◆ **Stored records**
=-=-=

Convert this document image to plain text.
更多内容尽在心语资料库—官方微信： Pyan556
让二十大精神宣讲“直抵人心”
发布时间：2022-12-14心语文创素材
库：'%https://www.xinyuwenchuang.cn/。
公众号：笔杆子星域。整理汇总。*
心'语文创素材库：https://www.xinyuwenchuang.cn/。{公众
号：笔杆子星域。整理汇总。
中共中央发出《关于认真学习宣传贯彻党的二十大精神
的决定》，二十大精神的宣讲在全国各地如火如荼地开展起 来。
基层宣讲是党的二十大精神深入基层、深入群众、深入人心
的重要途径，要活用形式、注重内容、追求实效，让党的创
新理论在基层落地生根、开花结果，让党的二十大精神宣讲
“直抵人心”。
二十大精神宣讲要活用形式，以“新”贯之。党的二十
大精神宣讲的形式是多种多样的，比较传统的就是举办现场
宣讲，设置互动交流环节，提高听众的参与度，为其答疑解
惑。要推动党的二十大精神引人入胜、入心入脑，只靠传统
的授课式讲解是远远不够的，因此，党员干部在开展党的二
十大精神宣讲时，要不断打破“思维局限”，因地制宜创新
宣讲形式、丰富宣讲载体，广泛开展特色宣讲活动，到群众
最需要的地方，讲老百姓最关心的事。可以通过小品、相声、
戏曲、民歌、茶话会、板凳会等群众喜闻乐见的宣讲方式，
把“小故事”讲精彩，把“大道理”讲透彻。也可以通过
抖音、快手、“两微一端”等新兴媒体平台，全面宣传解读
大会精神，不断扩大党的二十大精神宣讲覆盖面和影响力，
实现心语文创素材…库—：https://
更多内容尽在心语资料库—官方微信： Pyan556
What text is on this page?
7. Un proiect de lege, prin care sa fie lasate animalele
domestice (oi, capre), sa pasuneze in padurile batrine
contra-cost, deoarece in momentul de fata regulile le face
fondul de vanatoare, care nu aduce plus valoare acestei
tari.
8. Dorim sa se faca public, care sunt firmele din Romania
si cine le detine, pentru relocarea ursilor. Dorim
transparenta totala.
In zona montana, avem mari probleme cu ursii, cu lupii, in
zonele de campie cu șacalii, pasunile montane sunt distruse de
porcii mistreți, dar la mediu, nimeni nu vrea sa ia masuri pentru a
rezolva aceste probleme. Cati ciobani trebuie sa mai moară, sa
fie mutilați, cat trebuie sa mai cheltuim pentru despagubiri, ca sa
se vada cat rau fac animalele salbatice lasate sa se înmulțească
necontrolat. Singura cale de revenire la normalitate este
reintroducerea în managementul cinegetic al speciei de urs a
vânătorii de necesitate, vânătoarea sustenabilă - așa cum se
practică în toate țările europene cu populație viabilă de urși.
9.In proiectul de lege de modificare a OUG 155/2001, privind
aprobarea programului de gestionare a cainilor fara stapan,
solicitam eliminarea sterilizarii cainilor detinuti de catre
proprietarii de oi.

=-=-=

Your task is to print the whole listing again exactly.

◆ **SOLUTION FOR THIS TASK**
Convert this document image to plain text.
更多内容尽在心语资料库—官方微信： Pyan556
让二十大精神宣讲“直抵人心”
发布时间：2022-12-14心语文创素材
库：'%https://www.xinyuwenchuang.cn/。
公众号：笔杆子星域。整理汇总。*
心'语文创素材库：https://www.xinyuwenchuang.cn/。{公众
号：笔杆子星域。整理汇总。
中共中央发出《关于认真学习宣传贯彻党的二十大精神
的决定》，二十大精神的宣讲在全国各地如火如荼地开展起 来。
基层宣讲是党的二十大精神深入基层、深入群众、深入人心
的重要途径，要活用形式、注重内容、追求实效，让党的创
新理论在基层落地生根、开花结果，让党的二十大精神宣讲
“直抵人心”。
二十大精神宣讲要活用形式，以“新”贯之。党的二十
大精神宣讲的形式是多种多样的，比较传统的就是举办现场
宣讲，设置互动交流环节，提高听众的参与度，为其答疑解
惑。要推动党的二十大精神引人入胜、入心入脑，只靠传统
的授课式讲解是远远不够的，因此，党员干部在开展党的二
十大精神宣讲时，要不断打破“思维局限”，因地制宜创新
宣讲形式、丰富宣讲载体，广泛开展特色宣讲活动，到群众
最需要的地方，讲老百姓最关心的事。可以通过小品、相声、
戏曲、民歌、茶话会、板凳会等群众喜闻乐见的宣讲方式，
把“小故事”讲精彩，把“大道理”讲透彻。也可以通过
抖音、快手、“两微一端”等新兴媒体平台，全面宣传解读
大会精神，不断扩大党的二十大精神宣讲覆盖面和影响力，
实现心语文创素材…库—：https://
更多内容尽在心语资料库—官方微信： Pyan556
What text is on this page?
7. Un proiect de lege, prin care sa fie lasate animalele
domestice (oi, capre), sa pasuneze in padurile batrine
contra-cost, deoarece in momentul de fata regulile le face
fondul de vanatoare, care nu aduce plus valoare acestei
tari.
8. Dorim sa se faca public, care sunt firmele din Romania
si cine le detine, pentru relocarea ursilor. Dorim
transparenta totala.
In zona montana, avem mari probleme cu ursii, cu lupii, in
zonele de campie cu șacalii, pasunile montane sunt distruse de
porcii mistreți, dar la mediu, nimeni nu vrea sa ia masuri pentru a
rezolva aceste probleme. Cati ciobani trebuie sa mai moară, sa
fie mutilați, cat trebuie sa mai cheltuim pentru despagubiri, ca sa
se vada cat rau fac animalele salbatice lasate sa se înmulțească
necontrolat. Singura cale de revenire la normalitate este
reintroducerea în managementul cinegetic al speciei de urs a
vânătorii de necesitate, vânătoarea sustenabilă - așa cum se
practică în toate țările europene cu populație viabilă de urși.
9.In proiectul de lege de modificare a OUG 155/2001, privind
aprobarea programului de gestionare a cainilor fara stapan,
solicitam eliminarea sterilizarii cainilor detinuti de catre
proprietarii de oi.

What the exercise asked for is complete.